Task description:
Could you set down every entry exactly as it appears?

-------- Material for the task

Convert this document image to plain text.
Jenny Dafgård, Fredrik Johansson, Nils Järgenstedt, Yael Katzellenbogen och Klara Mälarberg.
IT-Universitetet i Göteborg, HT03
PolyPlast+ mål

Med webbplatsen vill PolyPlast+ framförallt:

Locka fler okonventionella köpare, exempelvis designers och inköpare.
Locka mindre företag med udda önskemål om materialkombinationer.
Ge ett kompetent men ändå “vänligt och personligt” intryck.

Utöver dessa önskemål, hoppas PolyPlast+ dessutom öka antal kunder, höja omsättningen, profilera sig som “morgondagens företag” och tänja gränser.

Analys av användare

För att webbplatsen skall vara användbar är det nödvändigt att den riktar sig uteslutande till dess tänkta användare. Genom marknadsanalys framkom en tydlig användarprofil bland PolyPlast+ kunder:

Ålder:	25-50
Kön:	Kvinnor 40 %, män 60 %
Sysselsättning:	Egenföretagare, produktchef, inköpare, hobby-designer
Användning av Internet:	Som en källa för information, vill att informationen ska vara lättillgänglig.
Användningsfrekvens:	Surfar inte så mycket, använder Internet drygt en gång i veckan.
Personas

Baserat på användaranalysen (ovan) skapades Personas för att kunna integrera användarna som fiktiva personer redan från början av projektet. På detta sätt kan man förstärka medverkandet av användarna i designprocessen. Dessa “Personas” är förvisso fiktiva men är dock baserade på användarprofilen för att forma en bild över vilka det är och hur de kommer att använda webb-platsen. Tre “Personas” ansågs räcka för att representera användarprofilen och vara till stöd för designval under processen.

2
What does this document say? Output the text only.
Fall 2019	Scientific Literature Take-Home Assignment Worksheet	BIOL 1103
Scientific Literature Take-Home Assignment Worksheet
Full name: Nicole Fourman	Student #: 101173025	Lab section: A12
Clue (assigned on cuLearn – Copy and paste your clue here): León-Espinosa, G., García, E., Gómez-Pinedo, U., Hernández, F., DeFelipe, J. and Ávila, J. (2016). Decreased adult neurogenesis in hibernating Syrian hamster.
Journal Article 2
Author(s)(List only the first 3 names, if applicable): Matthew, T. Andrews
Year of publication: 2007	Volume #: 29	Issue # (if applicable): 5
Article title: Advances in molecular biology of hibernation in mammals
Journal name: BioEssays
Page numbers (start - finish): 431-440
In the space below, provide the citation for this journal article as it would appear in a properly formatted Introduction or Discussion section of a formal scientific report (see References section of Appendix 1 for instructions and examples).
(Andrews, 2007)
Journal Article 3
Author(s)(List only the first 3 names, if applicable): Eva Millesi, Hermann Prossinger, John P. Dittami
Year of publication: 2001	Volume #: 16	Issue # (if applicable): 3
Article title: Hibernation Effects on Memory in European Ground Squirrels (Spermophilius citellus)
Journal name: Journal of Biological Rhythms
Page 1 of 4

----------------

Answer to this exercise:
Convert this document image to plain text.
Jenny Dafgård, Fredrik Johansson, Nils Järgenstedt, Yael Katzellenbogen och Klara Mälarberg.
IT-Universitetet i Göteborg, HT03
PolyPlast+ mål

Med webbplatsen vill PolyPlast+ framförallt:

Locka fler okonventionella köpare, exempelvis designers och inköpare.
Locka mindre företag med udda önskemål om materialkombinationer.
Ge ett kompetent men ändå “vänligt och personligt” intryck.

Utöver dessa önskemål, hoppas PolyPlast+ dessutom öka antal kunder, höja omsättningen, profilera sig som “morgondagens företag” och tänja gränser.

Analys av användare

För att webbplatsen skall vara användbar är det nödvändigt att den riktar sig uteslutande till dess tänkta användare. Genom marknadsanalys framkom en tydlig användarprofil bland PolyPlast+ kunder:

Ålder:	25-50
Kön:	Kvinnor 40 %, män 60 %
Sysselsättning:	Egenföretagare, produktchef, inköpare, hobby-designer
Användning av Internet:	Som en källa för information, vill att informationen ska vara lättillgänglig.
Användningsfrekvens:	Surfar inte så mycket, använder Internet drygt en gång i veckan.
Personas

Baserat på användaranalysen (ovan) skapades Personas för att kunna integrera användarna som fiktiva personer redan från början av projektet. På detta sätt kan man förstärka medverkandet av användarna i designprocessen. Dessa “Personas” är förvisso fiktiva men är dock baserade på användarprofilen för att forma en bild över vilka det är och hur de kommer att använda webb-platsen. Tre “Personas” ansågs räcka för att representera användarprofilen och vara till stöd för designval under processen.

2
What does this document say? Output the text only.
Fall 2019	Scientific Literature Take-Home Assignment Worksheet	BIOL 1103
Scientific Literature Take-Home Assignment Worksheet
Full name: Nicole Fourman	Student #: 101173025	Lab section: A12
Clue (assigned on cuLearn – Copy and paste your clue here): León-Espinosa, G., García, E., Gómez-Pinedo, U., Hernández, F., DeFelipe, J. and Ávila, J. (2016). Decreased adult neurogenesis in hibernating Syrian hamster.
Journal Article 2
Author(s)(List only the first 3 names, if applicable): Matthew, T. Andrews
Year of publication: 2007	Volume #: 29	Issue # (if applicable): 5
Article title: Advances in molecular biology of hibernation in mammals
Journal name: BioEssays
Page numbers (start - finish): 431-440
In the space below, provide the citation for this journal article as it would appear in a properly formatted Introduction or Discussion section of a formal scientific report (see References section of Appendix 1 for instructions and examples).
(Andrews, 2007)
Journal Article 3
Author(s)(List only the first 3 names, if applicable): Eva Millesi, Hermann Prossinger, John P. Dittami
Year of publication: 2001	Volume #: 16	Issue # (if applicable): 3
Article title: Hibernation Effects on Memory in European Ground Squirrels (Spermophilius citellus)
Journal name: Journal of Biological Rhythms
Page 1 of 4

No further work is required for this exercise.